§ **WHAT IS EXPECTED**: Retype every entry exactly, character for character.

§ **DATA TO USE**:
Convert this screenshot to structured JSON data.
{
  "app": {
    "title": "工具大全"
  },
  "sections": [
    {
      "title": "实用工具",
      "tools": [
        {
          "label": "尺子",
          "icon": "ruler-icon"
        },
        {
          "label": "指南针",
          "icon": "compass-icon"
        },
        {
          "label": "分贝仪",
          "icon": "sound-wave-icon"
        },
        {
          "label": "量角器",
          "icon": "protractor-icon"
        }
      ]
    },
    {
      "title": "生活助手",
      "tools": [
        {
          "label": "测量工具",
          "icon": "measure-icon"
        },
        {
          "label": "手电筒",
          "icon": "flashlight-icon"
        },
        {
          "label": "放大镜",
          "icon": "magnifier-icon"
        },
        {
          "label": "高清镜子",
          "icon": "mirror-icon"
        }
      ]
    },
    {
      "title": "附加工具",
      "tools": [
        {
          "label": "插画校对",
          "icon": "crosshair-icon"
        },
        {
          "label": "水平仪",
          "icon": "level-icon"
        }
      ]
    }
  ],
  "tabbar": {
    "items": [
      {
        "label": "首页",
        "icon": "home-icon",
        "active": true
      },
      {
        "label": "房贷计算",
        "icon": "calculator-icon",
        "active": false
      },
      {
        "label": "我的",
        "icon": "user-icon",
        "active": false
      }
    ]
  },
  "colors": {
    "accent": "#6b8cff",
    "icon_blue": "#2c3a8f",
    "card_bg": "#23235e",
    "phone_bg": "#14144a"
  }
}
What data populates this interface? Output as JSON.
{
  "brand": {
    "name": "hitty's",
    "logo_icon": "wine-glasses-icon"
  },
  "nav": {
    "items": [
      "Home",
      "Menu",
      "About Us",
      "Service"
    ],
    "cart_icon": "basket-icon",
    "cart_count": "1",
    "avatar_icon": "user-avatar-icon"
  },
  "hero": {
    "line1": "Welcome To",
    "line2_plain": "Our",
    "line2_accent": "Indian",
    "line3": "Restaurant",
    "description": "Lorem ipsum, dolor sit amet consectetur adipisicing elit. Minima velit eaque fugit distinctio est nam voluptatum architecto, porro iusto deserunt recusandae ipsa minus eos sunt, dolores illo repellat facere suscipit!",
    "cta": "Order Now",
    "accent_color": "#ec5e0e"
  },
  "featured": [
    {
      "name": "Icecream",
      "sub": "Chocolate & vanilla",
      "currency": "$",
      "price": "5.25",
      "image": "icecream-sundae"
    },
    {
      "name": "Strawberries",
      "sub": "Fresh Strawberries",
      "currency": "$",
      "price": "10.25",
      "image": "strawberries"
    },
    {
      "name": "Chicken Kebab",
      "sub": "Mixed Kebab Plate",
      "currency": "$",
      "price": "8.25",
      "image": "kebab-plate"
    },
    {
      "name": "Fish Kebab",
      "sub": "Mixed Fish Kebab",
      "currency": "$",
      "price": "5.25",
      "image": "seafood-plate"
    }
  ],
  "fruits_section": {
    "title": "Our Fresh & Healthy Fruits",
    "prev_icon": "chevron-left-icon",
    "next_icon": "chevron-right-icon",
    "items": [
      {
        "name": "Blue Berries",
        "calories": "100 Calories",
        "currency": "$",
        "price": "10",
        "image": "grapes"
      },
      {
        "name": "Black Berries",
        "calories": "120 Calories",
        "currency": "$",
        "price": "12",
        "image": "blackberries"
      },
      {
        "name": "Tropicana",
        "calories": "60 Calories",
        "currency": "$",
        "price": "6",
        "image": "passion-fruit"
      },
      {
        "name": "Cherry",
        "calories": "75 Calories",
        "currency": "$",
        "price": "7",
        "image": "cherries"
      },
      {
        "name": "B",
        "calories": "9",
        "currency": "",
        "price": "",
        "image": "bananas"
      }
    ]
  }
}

§ **FINISHED EXERCISE**:
Convert this screenshot to structured JSON data.
{
  "app": {
    "title": "工具大全"
  },
  "sections": [
    {
      "title": "实用工具",
      "tools": [
        {
          "label": "尺子",
          "icon": "ruler-icon"
        },
        {
          "label": "指南针",
          "icon": "compass-icon"
        },
        {
          "label": "分贝仪",
          "icon": "sound-wave-icon"
        },
        {
          "label": "量角器",
          "icon": "protractor-icon"
        }
      ]
    },
    {
      "title": "生活助手",
      "tools": [
        {
          "label": "测量工具",
          "icon": "measure-icon"
        },
        {
          "label": "手电筒",
          "icon": "flashlight-icon"
        },
        {
          "label": "放大镜",
          "icon": "magnifier-icon"
        },
        {
          "label": "高清镜子",
          "icon": "mirror-icon"
        }
      ]
    },
    {
      "title": "附加工具",
      "tools": [
        {
          "label": "插画校对",
          "icon": "crosshair-icon"
        },
        {
          "label": "水平仪",
          "icon": "level-icon"
        }
      ]
    }
  ],
  "tabbar": {
    "items": [
      {
        "label": "首页",
        "icon": "home-icon",
        "active": true
      },
      {
        "label": "房贷计算",
        "icon": "calculator-icon",
        "active": false
      },
      {
        "label": "我的",
        "icon": "user-icon",
        "active": false
      }
    ]
  },
  "colors": {
    "accent": "#6b8cff",
    "icon_blue": "#2c3a8f",
    "card_bg": "#23235e",
    "phone_bg": "#14144a"
  }
}
What data populates this interface? Output as JSON.
{
  "brand": {
    "name": "hitty's",
    "logo_icon": "wine-glasses-icon"
  },
  "nav": {
    "items": [
      "Home",
      "Menu",
      "About Us",
      "Service"
    ],
    "cart_icon": "basket-icon",
    "cart_count": "1",
    "avatar_icon": "user-avatar-icon"
  },
  "hero": {
    "line1": "Welcome To",
    "line2_plain": "Our",
    "line2_accent": "Indian",
    "line3": "Restaurant",
    "description": "Lorem ipsum, dolor sit amet consectetur adipisicing elit. Minima velit eaque fugit distinctio est nam voluptatum architecto, porro iusto deserunt recusandae ipsa minus eos sunt, dolores illo repellat facere suscipit!",
    "cta": "Order Now",
    "accent_color": "#ec5e0e"
  },
  "featured": [
    {
      "name": "Icecream",
      "sub": "Chocolate & vanilla",
      "currency": "$",
      "price": "5.25",
      "image": "icecream-sundae"
    },
    {
      "name": "Strawberries",
      "sub": "Fresh Strawberries",
      "currency": "$",
      "price": "10.25",
      "image": "strawberries"
    },
    {
      "name": "Chicken Kebab",
      "sub": "Mixed Kebab Plate",
      "currency": "$",
      "price": "8.25",
      "image": "kebab-plate"
    },
    {
      "name": "Fish Kebab",
      "sub": "Mixed Fish Kebab",
      "currency": "$",
      "price": "5.25",
      "image": "seafood-plate"
    }
  ],
  "fruits_section": {
    "title": "Our Fresh & Healthy Fruits",
    "prev_icon": "chevron-left-icon",
    "next_icon": "chevron-right-icon",
    "items": [
      {
        "name": "Blue Berries",
        "calories": "100 Calories",
        "currency": "$",
        "price": "10",
        "image": "grapes"
      },
      {
        "name": "Black Berries",
        "calories": "120 Calories",
        "currency": "$",
        "price": "12",
        "image": "blackberries"
      },
      {
        "name": "Tropicana",
        "calories": "60 Calories",
        "currency": "$",
        "price": "6",
        "image": "passion-fruit"
      },
      {
        "name": "Cherry",
        "calories": "75 Calories",
        "currency": "$",
        "price": "7",
        "image": "cherries"
      },
      {
        "name": "B",
        "calories": "9",
        "currency": "",
        "price": "",
        "image": "bananas"
      }
    ]
  }
}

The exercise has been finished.